■ **Required task**:
Repeat all of the material exactly as given.
## BEGIN Recorded data
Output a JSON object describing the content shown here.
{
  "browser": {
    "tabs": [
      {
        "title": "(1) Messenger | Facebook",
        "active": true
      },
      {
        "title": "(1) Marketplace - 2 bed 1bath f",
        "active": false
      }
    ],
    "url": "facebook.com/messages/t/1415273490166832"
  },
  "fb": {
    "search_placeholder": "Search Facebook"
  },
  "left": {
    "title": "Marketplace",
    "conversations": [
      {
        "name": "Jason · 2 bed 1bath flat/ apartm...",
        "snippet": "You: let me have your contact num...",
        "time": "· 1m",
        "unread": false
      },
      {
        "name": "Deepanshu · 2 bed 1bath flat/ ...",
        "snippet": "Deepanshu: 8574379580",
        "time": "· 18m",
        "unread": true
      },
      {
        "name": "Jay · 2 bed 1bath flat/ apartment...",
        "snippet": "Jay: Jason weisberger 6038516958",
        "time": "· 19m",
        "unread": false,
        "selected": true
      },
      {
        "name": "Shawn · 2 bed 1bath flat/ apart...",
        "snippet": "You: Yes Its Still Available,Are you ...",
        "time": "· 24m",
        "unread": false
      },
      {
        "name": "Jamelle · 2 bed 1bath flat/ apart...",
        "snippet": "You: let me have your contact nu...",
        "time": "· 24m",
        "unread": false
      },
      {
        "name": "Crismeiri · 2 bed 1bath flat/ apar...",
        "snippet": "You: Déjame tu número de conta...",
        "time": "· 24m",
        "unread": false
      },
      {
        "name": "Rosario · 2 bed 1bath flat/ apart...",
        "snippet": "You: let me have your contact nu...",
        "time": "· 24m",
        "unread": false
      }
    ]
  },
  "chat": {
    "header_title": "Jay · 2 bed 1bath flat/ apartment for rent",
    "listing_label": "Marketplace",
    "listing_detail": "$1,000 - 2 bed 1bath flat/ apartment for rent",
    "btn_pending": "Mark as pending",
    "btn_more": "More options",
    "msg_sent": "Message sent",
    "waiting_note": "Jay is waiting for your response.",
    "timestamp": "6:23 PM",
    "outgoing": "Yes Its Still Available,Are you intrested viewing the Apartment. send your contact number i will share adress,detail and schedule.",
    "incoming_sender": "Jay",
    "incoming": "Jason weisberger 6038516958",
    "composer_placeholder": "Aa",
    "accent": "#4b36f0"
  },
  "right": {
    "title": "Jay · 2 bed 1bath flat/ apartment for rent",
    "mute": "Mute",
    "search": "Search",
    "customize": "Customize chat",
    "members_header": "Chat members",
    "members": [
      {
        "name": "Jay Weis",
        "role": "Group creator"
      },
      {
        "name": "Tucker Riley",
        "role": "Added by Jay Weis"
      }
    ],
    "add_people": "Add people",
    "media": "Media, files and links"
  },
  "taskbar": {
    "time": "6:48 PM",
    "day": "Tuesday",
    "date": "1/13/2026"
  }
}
## END Recorded data
■ **Finished answer**:
Output a JSON object describing the content shown here.
{
  "browser": {
    "tabs": [
      {
        "title": "(1) Messenger | Facebook",
        "active": true
      },
      {
        "title": "(1) Marketplace - 2 bed 1bath f",
        "active": false
      }
    ],
    "url": "facebook.com/messages/t/1415273490166832"
  },
  "fb": {
    "search_placeholder": "Search Facebook"
  },
  "left": {
    "title": "Marketplace",
    "conversations": [
      {
        "name": "Jason · 2 bed 1bath flat/ apartm...",
        "snippet": "You: let me have your contact num...",
        "time": "· 1m",
        "unread": false
      },
      {
        "name": "Deepanshu · 2 bed 1bath flat/ ...",
        "snippet": "Deepanshu: 8574379580",
        "time": "· 18m",
        "unread": true
      },
      {
        "name": "Jay · 2 bed 1bath flat/ apartment...",
        "snippet": "Jay: Jason weisberger 6038516958",
        "time": "· 19m",
        "unread": false,
        "selected": true
      },
      {
        "name": "Shawn · 2 bed 1bath flat/ apart...",
        "snippet": "You: Yes Its Still Available,Are you ...",
        "time": "· 24m",
        "unread": false
      },
      {
        "name": "Jamelle · 2 bed 1bath flat/ apart...",
        "snippet": "You: let me have your contact nu...",
        "time": "· 24m",
        "unread": false
      },
      {
        "name": "Crismeiri · 2 bed 1bath flat/ apar...",
        "snippet": "You: Déjame tu número de conta...",
        "time": "· 24m",
        "unread": false
      },
      {
        "name": "Rosario · 2 bed 1bath flat/ apart...",
        "snippet": "You: let me have your contact nu...",
        "time": "· 24m",
        "unread": false
      }
    ]
  },
  "chat": {
    "header_title": "Jay · 2 bed 1bath flat/ apartment for rent",
    "listing_label": "Marketplace",
    "listing_detail": "$1,000 - 2 bed 1bath flat/ apartment for rent",
    "btn_pending": "Mark as pending",
    "btn_more": "More options",
    "msg_sent": "Message sent",
    "waiting_note": "Jay is waiting for your response.",
    "timestamp": "6:23 PM",
    "outgoing": "Yes Its Still Available,Are you intrested viewing the Apartment. send your contact number i will share adress,detail and schedule.",
    "incoming_sender": "Jay",
    "incoming": "Jason weisberger 6038516958",
    "composer_placeholder": "Aa",
    "accent": "#4b36f0"
  },
  "right": {
    "title": "Jay · 2 bed 1bath flat/ apartment for rent",
    "mute": "Mute",
    "search": "Search",
    "customize": "Customize chat",
    "members_header": "Chat members",
    "members": [
      {
        "name": "Jay Weis",
        "role": "Group creator"
      },
      {
        "name": "Tucker Riley",
        "role": "Added by Jay Weis"
      }
    ],
    "add_people": "Add people",
    "media": "Media, files and links"
  },
  "taskbar": {
    "time": "6:48 PM",
    "day": "Tuesday",
    "date": "1/13/2026"
  }
}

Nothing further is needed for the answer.